> **Instructions to follow**
What you return must match the records exactly, with every line included.

============================================================

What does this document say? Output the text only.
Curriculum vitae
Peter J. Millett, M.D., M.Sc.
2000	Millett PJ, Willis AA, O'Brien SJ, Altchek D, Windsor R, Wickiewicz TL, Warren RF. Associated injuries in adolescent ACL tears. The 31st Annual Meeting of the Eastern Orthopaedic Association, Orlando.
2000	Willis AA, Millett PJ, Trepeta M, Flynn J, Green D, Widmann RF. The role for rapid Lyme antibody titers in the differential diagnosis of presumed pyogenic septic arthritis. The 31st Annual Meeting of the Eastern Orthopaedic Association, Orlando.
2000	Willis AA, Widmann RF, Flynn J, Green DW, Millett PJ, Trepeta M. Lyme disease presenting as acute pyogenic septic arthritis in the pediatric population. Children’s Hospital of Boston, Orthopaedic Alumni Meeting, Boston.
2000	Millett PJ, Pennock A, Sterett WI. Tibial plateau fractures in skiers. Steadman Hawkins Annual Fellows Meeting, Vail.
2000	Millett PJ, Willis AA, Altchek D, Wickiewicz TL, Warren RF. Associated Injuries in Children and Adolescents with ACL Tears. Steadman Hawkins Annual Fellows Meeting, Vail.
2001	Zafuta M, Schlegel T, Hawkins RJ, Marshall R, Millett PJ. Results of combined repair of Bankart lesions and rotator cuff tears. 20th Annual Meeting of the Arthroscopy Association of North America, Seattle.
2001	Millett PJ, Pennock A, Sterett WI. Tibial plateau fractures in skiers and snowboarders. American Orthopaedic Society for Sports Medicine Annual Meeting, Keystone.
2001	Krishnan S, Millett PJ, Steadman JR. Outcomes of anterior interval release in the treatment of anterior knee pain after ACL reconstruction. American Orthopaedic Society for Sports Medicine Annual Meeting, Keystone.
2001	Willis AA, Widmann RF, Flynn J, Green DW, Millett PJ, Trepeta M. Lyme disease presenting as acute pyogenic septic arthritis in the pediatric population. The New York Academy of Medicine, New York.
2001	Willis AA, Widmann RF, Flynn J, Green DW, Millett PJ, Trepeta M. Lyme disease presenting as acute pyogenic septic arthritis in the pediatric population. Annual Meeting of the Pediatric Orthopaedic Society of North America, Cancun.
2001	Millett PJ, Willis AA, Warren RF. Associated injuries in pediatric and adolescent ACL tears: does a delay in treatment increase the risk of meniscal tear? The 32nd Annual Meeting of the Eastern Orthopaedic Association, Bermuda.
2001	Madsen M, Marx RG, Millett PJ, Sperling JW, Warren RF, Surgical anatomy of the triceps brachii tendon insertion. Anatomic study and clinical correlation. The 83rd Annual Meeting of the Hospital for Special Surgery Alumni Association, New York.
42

============================================================

> **Solution for this task**
What does this document say? Output the text only.
Curriculum vitae
Peter J. Millett, M.D., M.Sc.
2000	Millett PJ, Willis AA, O'Brien SJ, Altchek D, Windsor R, Wickiewicz TL, Warren RF. Associated injuries in adolescent ACL tears. The 31st Annual Meeting of the Eastern Orthopaedic Association, Orlando.
2000	Willis AA, Millett PJ, Trepeta M, Flynn J, Green D, Widmann RF. The role for rapid Lyme antibody titers in the differential diagnosis of presumed pyogenic septic arthritis. The 31st Annual Meeting of the Eastern Orthopaedic Association, Orlando.
2000	Willis AA, Widmann RF, Flynn J, Green DW, Millett PJ, Trepeta M. Lyme disease presenting as acute pyogenic septic arthritis in the pediatric population. Children’s Hospital of Boston, Orthopaedic Alumni Meeting, Boston.
2000	Millett PJ, Pennock A, Sterett WI. Tibial plateau fractures in skiers. Steadman Hawkins Annual Fellows Meeting, Vail.
2000	Millett PJ, Willis AA, Altchek D, Wickiewicz TL, Warren RF. Associated Injuries in Children and Adolescents with ACL Tears. Steadman Hawkins Annual Fellows Meeting, Vail.
2001	Zafuta M, Schlegel T, Hawkins RJ, Marshall R, Millett PJ. Results of combined repair of Bankart lesions and rotator cuff tears. 20th Annual Meeting of the Arthroscopy Association of North America, Seattle.
2001	Millett PJ, Pennock A, Sterett WI. Tibial plateau fractures in skiers and snowboarders. American Orthopaedic Society for Sports Medicine Annual Meeting, Keystone.
2001	Krishnan S, Millett PJ, Steadman JR. Outcomes of anterior interval release in the treatment of anterior knee pain after ACL reconstruction. American Orthopaedic Society for Sports Medicine Annual Meeting, Keystone.
2001	Willis AA, Widmann RF, Flynn J, Green DW, Millett PJ, Trepeta M. Lyme disease presenting as acute pyogenic septic arthritis in the pediatric population. The New York Academy of Medicine, New York.
2001	Willis AA, Widmann RF, Flynn J, Green DW, Millett PJ, Trepeta M. Lyme disease presenting as acute pyogenic septic arthritis in the pediatric population. Annual Meeting of the Pediatric Orthopaedic Society of North America, Cancun.
2001	Millett PJ, Willis AA, Warren RF. Associated injuries in pediatric and adolescent ACL tears: does a delay in treatment increase the risk of meniscal tear? The 32nd Annual Meeting of the Eastern Orthopaedic Association, Bermuda.
2001	Madsen M, Marx RG, Millett PJ, Sperling JW, Warren RF, Surgical anatomy of the triceps brachii tendon insertion. Anatomic study and clinical correlation. The 83rd Annual Meeting of the Hospital for Special Surgery Alumni Association, New York.
42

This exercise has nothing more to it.